> **EXERCISE**:
Restate the listing below word for word, omitting any images.

> **STORED RECORDS**:
------------------------------------------------

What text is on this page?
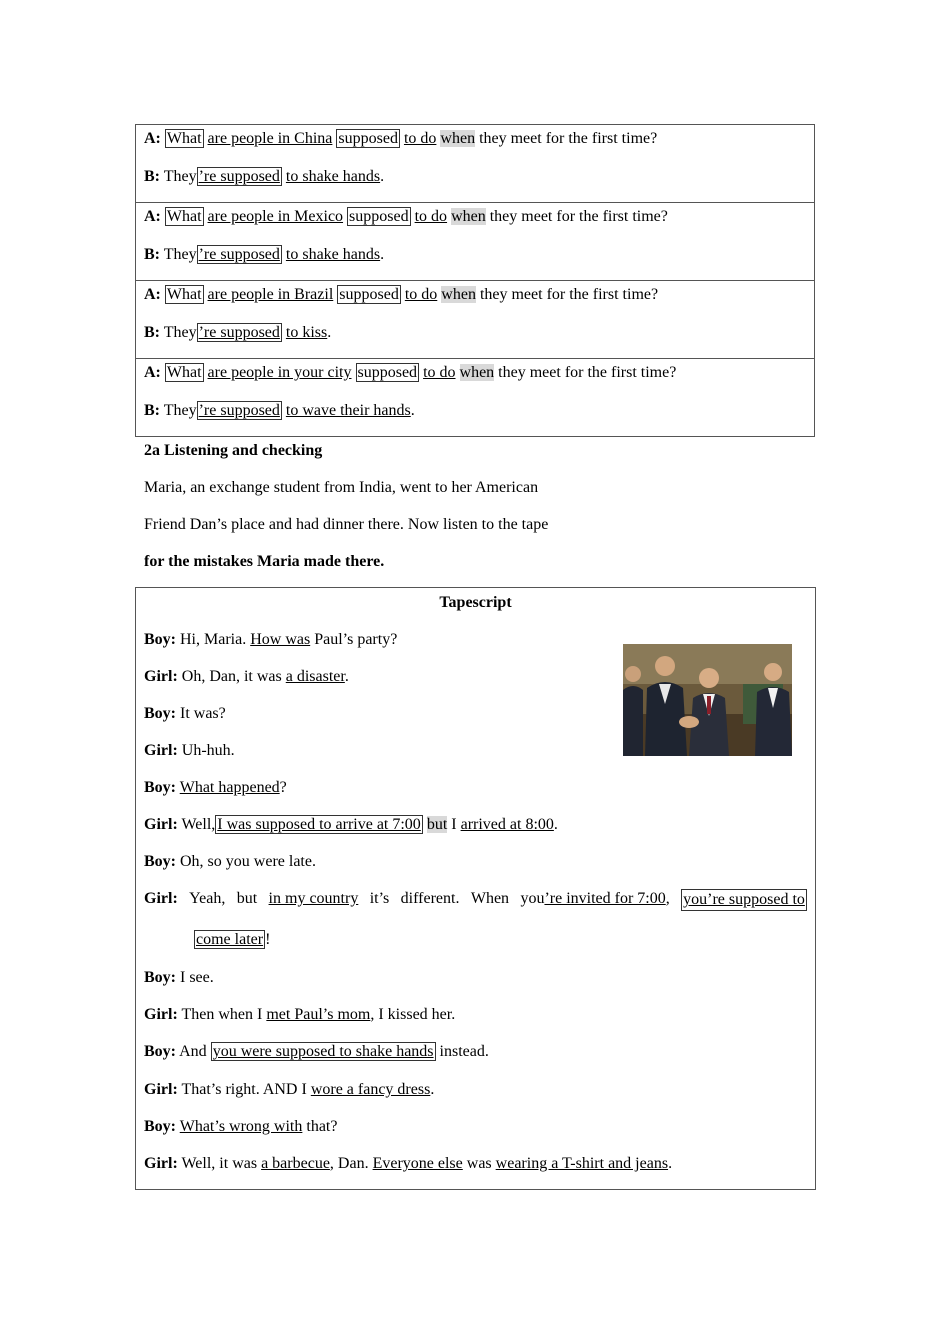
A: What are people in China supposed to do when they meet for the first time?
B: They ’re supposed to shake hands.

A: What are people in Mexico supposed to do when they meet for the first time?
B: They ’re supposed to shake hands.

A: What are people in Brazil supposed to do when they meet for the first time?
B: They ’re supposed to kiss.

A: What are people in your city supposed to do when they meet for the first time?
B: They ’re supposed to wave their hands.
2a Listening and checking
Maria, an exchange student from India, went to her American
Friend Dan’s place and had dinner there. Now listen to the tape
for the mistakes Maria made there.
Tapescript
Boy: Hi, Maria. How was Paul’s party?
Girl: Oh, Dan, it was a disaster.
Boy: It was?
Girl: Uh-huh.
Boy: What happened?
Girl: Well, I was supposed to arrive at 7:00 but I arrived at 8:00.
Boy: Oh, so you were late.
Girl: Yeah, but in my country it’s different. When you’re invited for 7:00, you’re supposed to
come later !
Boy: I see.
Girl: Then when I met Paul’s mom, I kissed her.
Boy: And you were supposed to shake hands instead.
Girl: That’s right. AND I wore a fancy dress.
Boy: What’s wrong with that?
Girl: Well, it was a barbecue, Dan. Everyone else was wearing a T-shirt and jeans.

------------------------------------------------

> **RESULT OF THE TASK**:
What text is on this page?
A: What are people in China supposed to do when they meet for the first time?
B: They ’re supposed to shake hands.

A: What are people in Mexico supposed to do when they meet for the first time?
B: They ’re supposed to shake hands.

A: What are people in Brazil supposed to do when they meet for the first time?
B: They ’re supposed to kiss.

A: What are people in your city supposed to do when they meet for the first time?
B: They ’re supposed to wave their hands.
2a Listening and checking
Maria, an exchange student from India, went to her American
Friend Dan’s place and had dinner there. Now listen to the tape
for the mistakes Maria made there.
Tapescript
Boy: Hi, Maria. How was Paul’s party?
Girl: Oh, Dan, it was a disaster.
Boy: It was?
Girl: Uh-huh.
Boy: What happened?
Girl: Well, I was supposed to arrive at 7:00 but I arrived at 8:00.
Boy: Oh, so you were late.
Girl: Yeah, but in my country it’s different. When you’re invited for 7:00, you’re supposed to
come later !
Boy: I see.
Girl: Then when I met Paul’s mom, I kissed her.
Boy: And you were supposed to shake hands instead.
Girl: That’s right. AND I wore a fancy dress.
Boy: What’s wrong with that?
Girl: Well, it was a barbecue, Dan. Everyone else was wearing a T-shirt and jeans.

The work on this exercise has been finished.